▶ **Written exercise**: All lines below must be repeated exactly, with the pictures omitted.

Dataset rows:
+++++

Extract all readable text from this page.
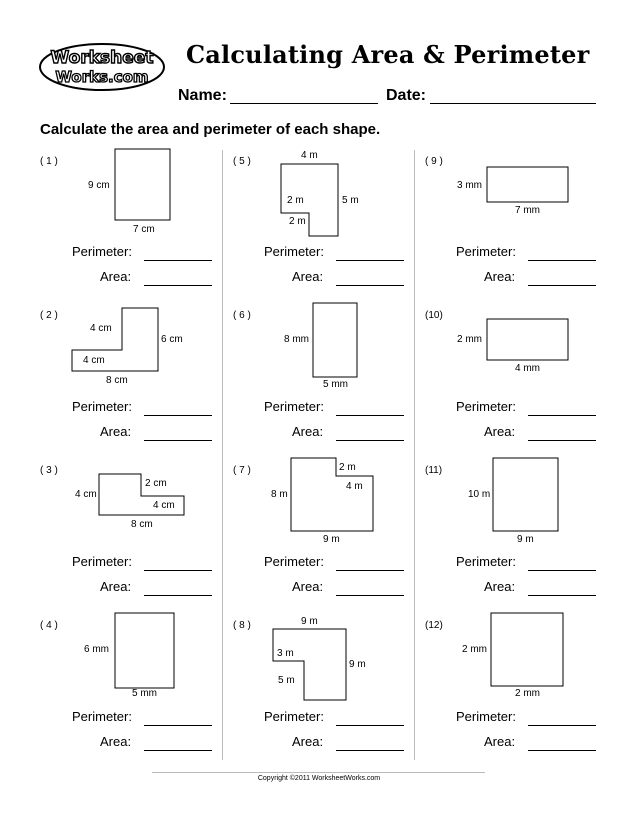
Worksheet
Works.com
Calculating Area & Perimeter
Name:	Date:
Calculate the area and perimeter of each shape.
( 1 )
9 cm
7 cm
( 2 )
4 cm
6 cm
4 cm
8 cm
( 3 )
2 cm
4 cm
4 cm
8 cm
( 4 )
6 mm
5 mm
( 5 )
4 m
2 m	5 m
2 m
( 6 )
8 mm
5 mm
( 7 )	2 m
4 m
8 m
9 m
( 8 )	9 m
3 m
9 m
5 m
( 9 )
3 mm
7 mm
(10)
2 mm
4 mm
(11)
10 m
9 m
(12)
2 mm
2 mm
Perimeter:
Area:
Perimeter:
Area:
Perimeter:
Area:
Perimeter:
Area:
Perimeter:
Area:
Perimeter:
Area:
Perimeter:
Area:
Perimeter:
Area:
Perimeter:
Area:
Perimeter:
Area:
Perimeter:
Area:
Perimeter:
Area:
Copyright ©2011 WorksheetWorks.com
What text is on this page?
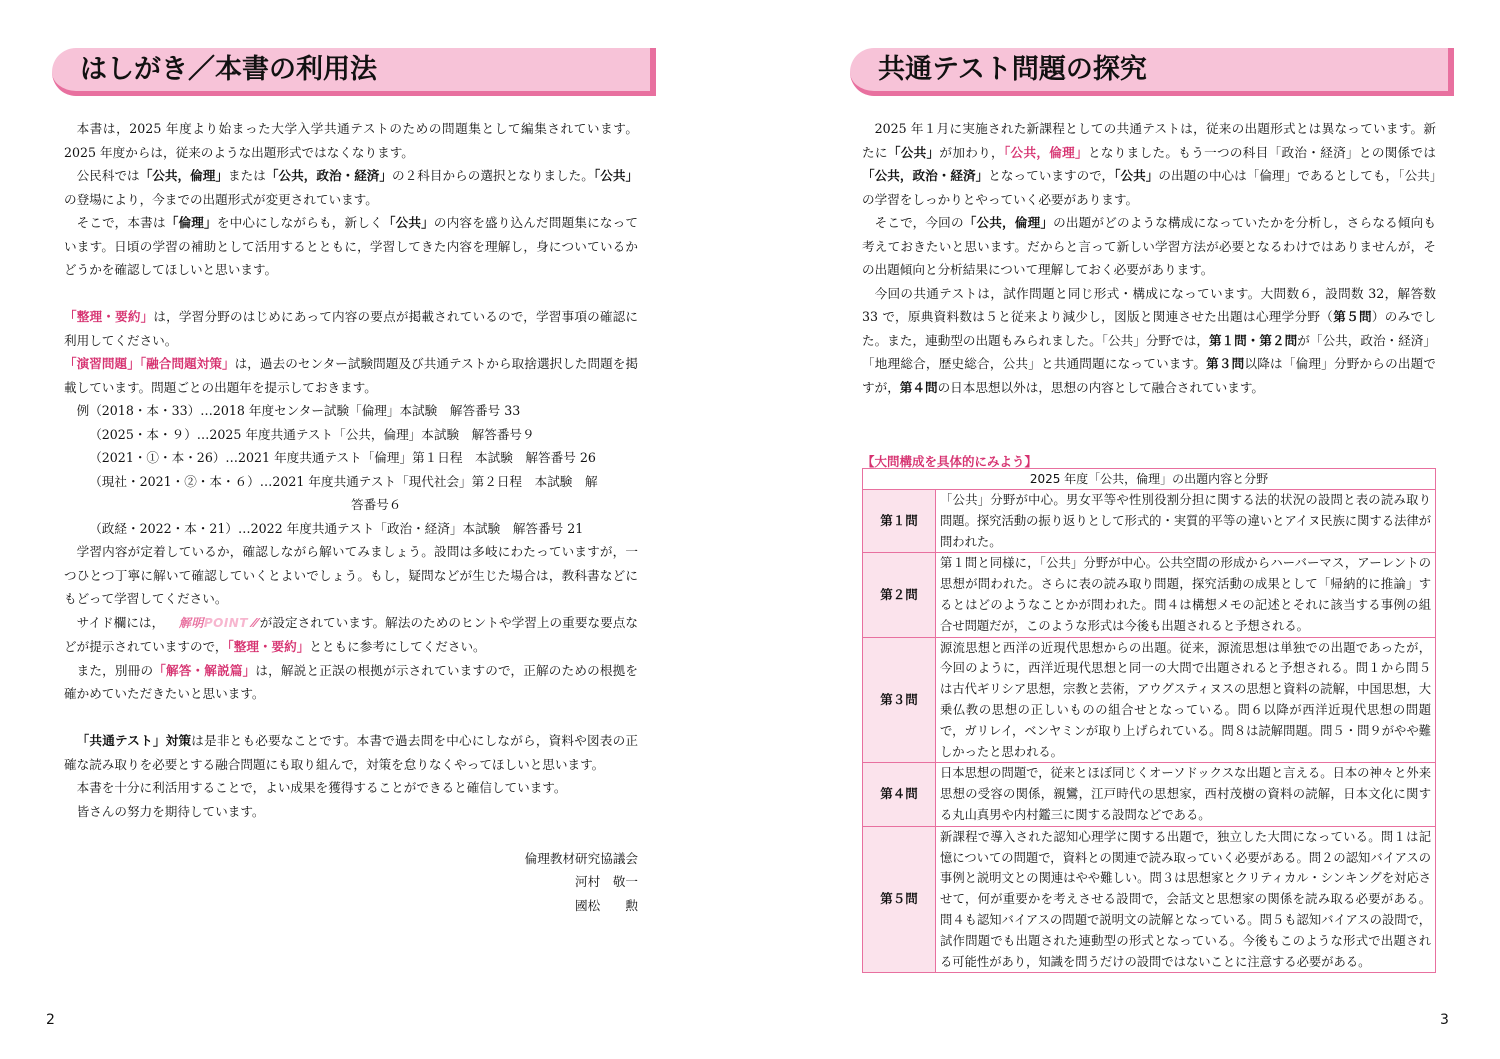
はしがき／本書の利用法

本書は，2025 年度より始まった大学入学共通テストのための問題集として編集されています。2025 年度からは，従来のような出題形式ではなくなります。

公民科では「公共，倫理」または「公共，政治・経済」の２科目からの選択となりました。「公共」の登場により，今までの出題形式が変更されています。

そこで，本書は「倫理」を中心にしながらも，新しく「公共」の内容を盛り込んだ問題集になっています。日頃の学習の補助として活用するとともに，学習してきた内容を理解し，身についているかどうかを確認してほしいと思います。

「整理・要約」は，学習分野のはじめにあって内容の要点が掲載されているので，学習事項の確認に利用してください。

「演習問題」「融合問題対策」は，過去のセンター試験問題及び共通テストから取捨選択した問題を掲載しています。問題ごとの出題年を提示しておきます。

例（2018・本・33）…2018 年度センター試験「倫理」本試験　解答番号 33

（2025・本・９）…2025 年度共通テスト「公共，倫理」本試験　解答番号９

（2021・①・本・26）…2021 年度共通テスト「倫理」第１日程　本試験　解答番号 26

（現社・2021・②・本・６）…2021 年度共通テスト「現代社会」第２日程　本試験　解

答番号６

（政経・2022・本・21）…2022 年度共通テスト「政治・経済」本試験　解答番号 21

学習内容が定着しているか，確認しながら解いてみましょう。設問は多岐にわたっていますが，一つひとつ丁寧に解いて確認していくとよいでしょう。もし，疑問などが生じた場合は，教科書などにもどって学習してください。

サイド欄には， 解明POINT ⁄⁄ が設定されています。解法のためのヒントや学習上の重要な要点などが提示されていますので，「整理・要約」とともに参考にしてください。

また，別冊の「解答・解説篇」は，解説と正誤の根拠が示されていますので，正解のための根拠を確かめていただきたいと思います。

「共通テスト」対策は是非とも必要なことです。本書で過去問を中心にしながら，資料や図表の正確な読み取りを必要とする融合問題にも取り組んで，対策を怠りなくやってほしいと思います。

本書を十分に利活用することで，よい成果を獲得することができると確信しています。

皆さんの努力を期待しています。

倫理教材研究協議会

河村　敬一

國松　　勲

2
共通テスト問題の探究

2025 年１月に実施された新課程としての共通テストは，従来の出題形式とは異なっています。新たに「公共」が加わり，「公共，倫理」となりました。もう一つの科目「政治・経済」との関係では「公共，政治・経済」となっていますので，「公共」の出題の中心は「倫理」であるとしても，「公共」の学習をしっかりとやっていく必要があります。

そこで，今回の「公共，倫理」の出題がどのような構成になっていたかを分析し，さらなる傾向も考えておきたいと思います。だからと言って新しい学習方法が必要となるわけではありませんが，その出題傾向と分析結果について理解しておく必要があります。

今回の共通テストは，試作問題と同じ形式・構成になっています。大問数６，設問数 32，解答数 33 で，原典資料数は５と従来より減少し，図版と関連させた出題は心理学分野（第５問）のみでした。また，連動型の出題もみられました。「公共」分野では，第１問・第２問が「公共，政治・経済」「地理総合，歴史総合，公共」と共通問題になっています。第３問以降は「倫理」分野からの出題ですが，第４問の日本思想以外は，思想の内容として融合されています。

【大問構成を具体的にみよう】
2025 年度「公共，倫理」の出題内容と分野	
第１問	「公共」分野が中心。男女平等や性別役割分担に関する法的状況の設問と表の読み取り問題。探究活動の振り返りとして形式的・実質的平等の違いとアイヌ民族に関する法律が問われた。
第２問	第１問と同様に，「公共」分野が中心。公共空間の形成からハーバーマス，アーレントの思想が問われた。さらに表の読み取り問題，探究活動の成果として「帰納的に推論」するとはどのようなことかが問われた。問４は構想メモの記述とそれに該当する事例の組合せ問題だが，このような形式は今後も出題されると予想される。
第３問	源流思想と西洋の近現代思想からの出題。従来，源流思想は単独での出題であったが，今回のように，西洋近現代思想と同一の大問で出題されると予想される。問１から問５は古代ギリシア思想，宗教と芸術，アウグスティヌスの思想と資料の読解，中国思想，大乗仏教の思想の正しいものの組合せとなっている。問６以降が西洋近現代思想の問題で，ガリレイ，ベンヤミンが取り上げられている。問８は読解問題。問５・問９がやや難しかったと思われる。
第４問	日本思想の問題で，従来とほぼ同じくオーソドックスな出題と言える。日本の神々と外来思想の受容の関係，親鸞，江戸時代の思想家，西村茂樹の資料の読解，日本文化に関する丸山真男や内村鑑三に関する設問などである。
第５問	新課程で導入された認知心理学に関する出題で，独立した大問になっている。問１は記憶についての問題で，資料との関連で読み取っていく必要がある。問２の認知バイアスの事例と説明文との関連はやや難しい。問３は思想家とクリティカル・シンキングを対応させて，何が重要かを考えさせる設問で，会話文と思想家の関係を読み取る必要がある。問４も認知バイアスの問題で説明文の読解となっている。問５も認知バイアスの設問で，試作問題でも出題された連動型の形式となっている。今後もこのような形式で出題される可能性があり，知識を問うだけの設問ではないことに注意する必要がある。
3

+++++

▶ **Written response**:
Extract all readable text from this page.
Worksheet
Works.com
Calculating Area & Perimeter
Name:	Date:
Calculate the area and perimeter of each shape.
( 1 )
9 cm
7 cm
( 2 )
4 cm
6 cm
4 cm
8 cm
( 3 )
2 cm
4 cm
4 cm
8 cm
( 4 )
6 mm
5 mm
( 5 )
4 m
2 m	5 m
2 m
( 6 )
8 mm
5 mm
( 7 )	2 m
4 m
8 m
9 m
( 8 )	9 m
3 m
9 m
5 m
( 9 )
3 mm
7 mm
(10)
2 mm
4 mm
(11)
10 m
9 m
(12)
2 mm
2 mm
Perimeter:
Area:
Perimeter:
Area:
Perimeter:
Area:
Perimeter:
Area:
Perimeter:
Area:
Perimeter:
Area:
Perimeter:
Area:
Perimeter:
Area:
Perimeter:
Area:
Perimeter:
Area:
Perimeter:
Area:
Perimeter:
Area:
Copyright ©2011 WorksheetWorks.com
What text is on this page?
はしがき／本書の利用法

本書は，2025 年度より始まった大学入学共通テストのための問題集として編集されています。2025 年度からは，従来のような出題形式ではなくなります。

公民科では「公共，倫理」または「公共，政治・経済」の２科目からの選択となりました。「公共」の登場により，今までの出題形式が変更されています。

そこで，本書は「倫理」を中心にしながらも，新しく「公共」の内容を盛り込んだ問題集になっています。日頃の学習の補助として活用するとともに，学習してきた内容を理解し，身についているかどうかを確認してほしいと思います。

「整理・要約」は，学習分野のはじめにあって内容の要点が掲載されているので，学習事項の確認に利用してください。

「演習問題」「融合問題対策」は，過去のセンター試験問題及び共通テストから取捨選択した問題を掲載しています。問題ごとの出題年を提示しておきます。

例（2018・本・33）…2018 年度センター試験「倫理」本試験　解答番号 33

（2025・本・９）…2025 年度共通テスト「公共，倫理」本試験　解答番号９

（2021・①・本・26）…2021 年度共通テスト「倫理」第１日程　本試験　解答番号 26

（現社・2021・②・本・６）…2021 年度共通テスト「現代社会」第２日程　本試験　解

答番号６

（政経・2022・本・21）…2022 年度共通テスト「政治・経済」本試験　解答番号 21

学習内容が定着しているか，確認しながら解いてみましょう。設問は多岐にわたっていますが，一つひとつ丁寧に解いて確認していくとよいでしょう。もし，疑問などが生じた場合は，教科書などにもどって学習してください。

サイド欄には， 解明POINT ⁄⁄ が設定されています。解法のためのヒントや学習上の重要な要点などが提示されていますので，「整理・要約」とともに参考にしてください。

また，別冊の「解答・解説篇」は，解説と正誤の根拠が示されていますので，正解のための根拠を確かめていただきたいと思います。

「共通テスト」対策は是非とも必要なことです。本書で過去問を中心にしながら，資料や図表の正確な読み取りを必要とする融合問題にも取り組んで，対策を怠りなくやってほしいと思います。

本書を十分に利活用することで，よい成果を獲得することができると確信しています。

皆さんの努力を期待しています。

倫理教材研究協議会

河村　敬一

國松　　勲

2
共通テスト問題の探究

2025 年１月に実施された新課程としての共通テストは，従来の出題形式とは異なっています。新たに「公共」が加わり，「公共，倫理」となりました。もう一つの科目「政治・経済」との関係では「公共，政治・経済」となっていますので，「公共」の出題の中心は「倫理」であるとしても，「公共」の学習をしっかりとやっていく必要があります。

そこで，今回の「公共，倫理」の出題がどのような構成になっていたかを分析し，さらなる傾向も考えておきたいと思います。だからと言って新しい学習方法が必要となるわけではありませんが，その出題傾向と分析結果について理解しておく必要があります。

今回の共通テストは，試作問題と同じ形式・構成になっています。大問数６，設問数 32，解答数 33 で，原典資料数は５と従来より減少し，図版と関連させた出題は心理学分野（第５問）のみでした。また，連動型の出題もみられました。「公共」分野では，第１問・第２問が「公共，政治・経済」「地理総合，歴史総合，公共」と共通問題になっています。第３問以降は「倫理」分野からの出題ですが，第４問の日本思想以外は，思想の内容として融合されています。

【大問構成を具体的にみよう】
2025 年度「公共，倫理」の出題内容と分野	
第１問	「公共」分野が中心。男女平等や性別役割分担に関する法的状況の設問と表の読み取り問題。探究活動の振り返りとして形式的・実質的平等の違いとアイヌ民族に関する法律が問われた。
第２問	第１問と同様に，「公共」分野が中心。公共空間の形成からハーバーマス，アーレントの思想が問われた。さらに表の読み取り問題，探究活動の成果として「帰納的に推論」するとはどのようなことかが問われた。問４は構想メモの記述とそれに該当する事例の組合せ問題だが，このような形式は今後も出題されると予想される。
第３問	源流思想と西洋の近現代思想からの出題。従来，源流思想は単独での出題であったが，今回のように，西洋近現代思想と同一の大問で出題されると予想される。問１から問５は古代ギリシア思想，宗教と芸術，アウグスティヌスの思想と資料の読解，中国思想，大乗仏教の思想の正しいものの組合せとなっている。問６以降が西洋近現代思想の問題で，ガリレイ，ベンヤミンが取り上げられている。問８は読解問題。問５・問９がやや難しかったと思われる。
第４問	日本思想の問題で，従来とほぼ同じくオーソドックスな出題と言える。日本の神々と外来思想の受容の関係，親鸞，江戸時代の思想家，西村茂樹の資料の読解，日本文化に関する丸山真男や内村鑑三に関する設問などである。
第５問	新課程で導入された認知心理学に関する出題で，独立した大問になっている。問１は記憶についての問題で，資料との関連で読み取っていく必要がある。問２の認知バイアスの事例と説明文との関連はやや難しい。問３は思想家とクリティカル・シンキングを対応させて，何が重要かを考えさせる設問で，会話文と思想家の関係を読み取る必要がある。問４も認知バイアスの問題で説明文の読解となっている。問５も認知バイアスの設問で，試作問題でも出題された連動型の形式となっている。今後もこのような形式で出題される可能性があり，知識を問うだけの設問ではないことに注意する必要がある。
3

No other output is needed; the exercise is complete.